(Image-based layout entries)
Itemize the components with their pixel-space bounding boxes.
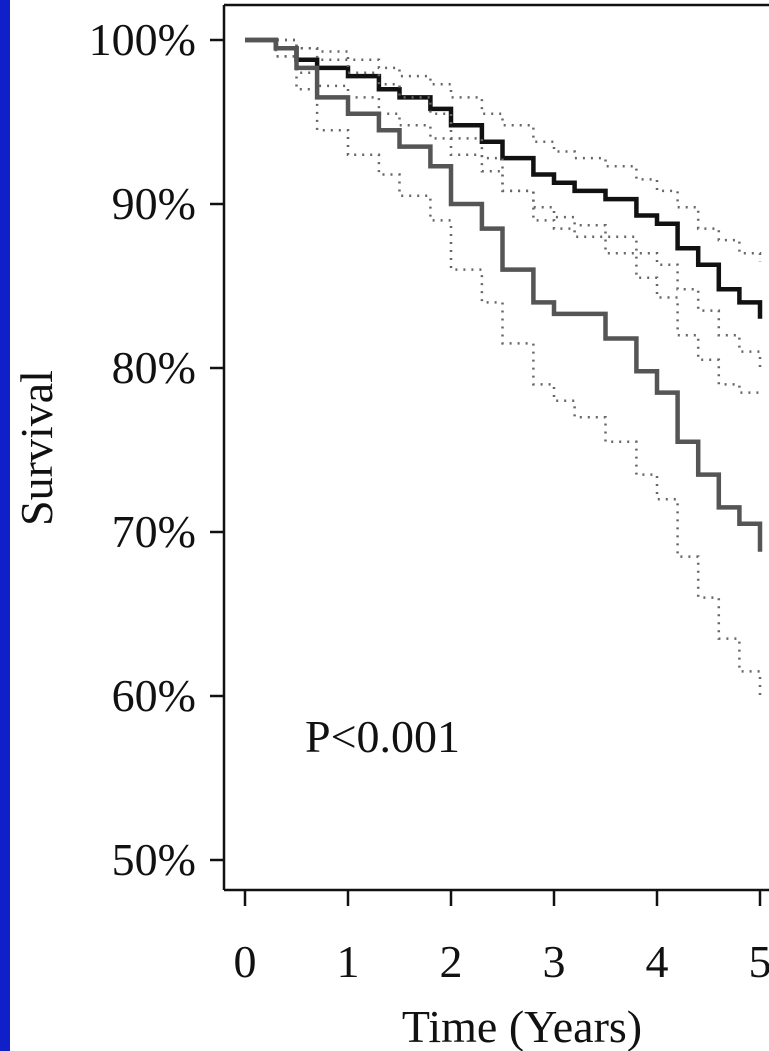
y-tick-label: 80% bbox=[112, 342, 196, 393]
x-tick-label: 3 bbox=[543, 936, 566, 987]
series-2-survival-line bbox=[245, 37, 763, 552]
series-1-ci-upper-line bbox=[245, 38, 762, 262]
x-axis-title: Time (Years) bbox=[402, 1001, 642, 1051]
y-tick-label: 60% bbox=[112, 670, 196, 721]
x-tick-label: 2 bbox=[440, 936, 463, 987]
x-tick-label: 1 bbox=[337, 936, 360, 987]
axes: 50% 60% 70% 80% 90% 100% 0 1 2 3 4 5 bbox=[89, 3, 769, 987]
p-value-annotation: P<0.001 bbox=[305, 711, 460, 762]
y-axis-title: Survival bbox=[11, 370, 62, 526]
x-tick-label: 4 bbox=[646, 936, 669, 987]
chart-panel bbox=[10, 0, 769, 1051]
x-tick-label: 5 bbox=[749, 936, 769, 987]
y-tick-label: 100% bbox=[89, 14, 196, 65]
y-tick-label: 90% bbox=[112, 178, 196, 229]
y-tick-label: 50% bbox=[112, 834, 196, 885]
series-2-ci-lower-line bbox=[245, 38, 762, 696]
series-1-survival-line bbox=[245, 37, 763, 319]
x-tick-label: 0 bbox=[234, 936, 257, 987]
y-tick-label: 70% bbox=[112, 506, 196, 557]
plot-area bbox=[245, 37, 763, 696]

:: Problem statement ::
Rewrite the lines of the records above, replacing every instance of "x-tick-label" with "horizontal-tick-label" and keeping everything else unchanged. Leave the pictures out of your answer.

:: Task answer ::
Itemize the components with their pixel-space bounding boxes.
y-tick-label: 80% bbox=[112, 342, 196, 393]
horizontal-tick-label: 3 bbox=[543, 936, 566, 987]
series-2-survival-line bbox=[245, 37, 763, 552]
series-1-ci-upper-line bbox=[245, 38, 762, 262]
x-axis-title: Time (Years) bbox=[402, 1001, 642, 1051]
y-tick-label: 60% bbox=[112, 670, 196, 721]
horizontal-tick-label: 2 bbox=[440, 936, 463, 987]
horizontal-tick-label: 1 bbox=[337, 936, 360, 987]
axes: 50% 60% 70% 80% 90% 100% 0 1 2 3 4 5 bbox=[89, 3, 769, 987]
p-value-annotation: P<0.001 bbox=[305, 711, 460, 762]
y-axis-title: Survival bbox=[11, 370, 62, 526]
horizontal-tick-label: 4 bbox=[646, 936, 669, 987]
chart-panel bbox=[10, 0, 769, 1051]
horizontal-tick-label: 5 bbox=[749, 936, 769, 987]
y-tick-label: 100% bbox=[89, 14, 196, 65]
y-tick-label: 90% bbox=[112, 178, 196, 229]
y-tick-label: 50% bbox=[112, 834, 196, 885]
series-2-ci-lower-line bbox=[245, 38, 762, 696]
series-1-survival-line bbox=[245, 37, 763, 319]
horizontal-tick-label: 0 bbox=[234, 936, 257, 987]
y-tick-label: 70% bbox=[112, 506, 196, 557]
plot-area bbox=[245, 37, 763, 696]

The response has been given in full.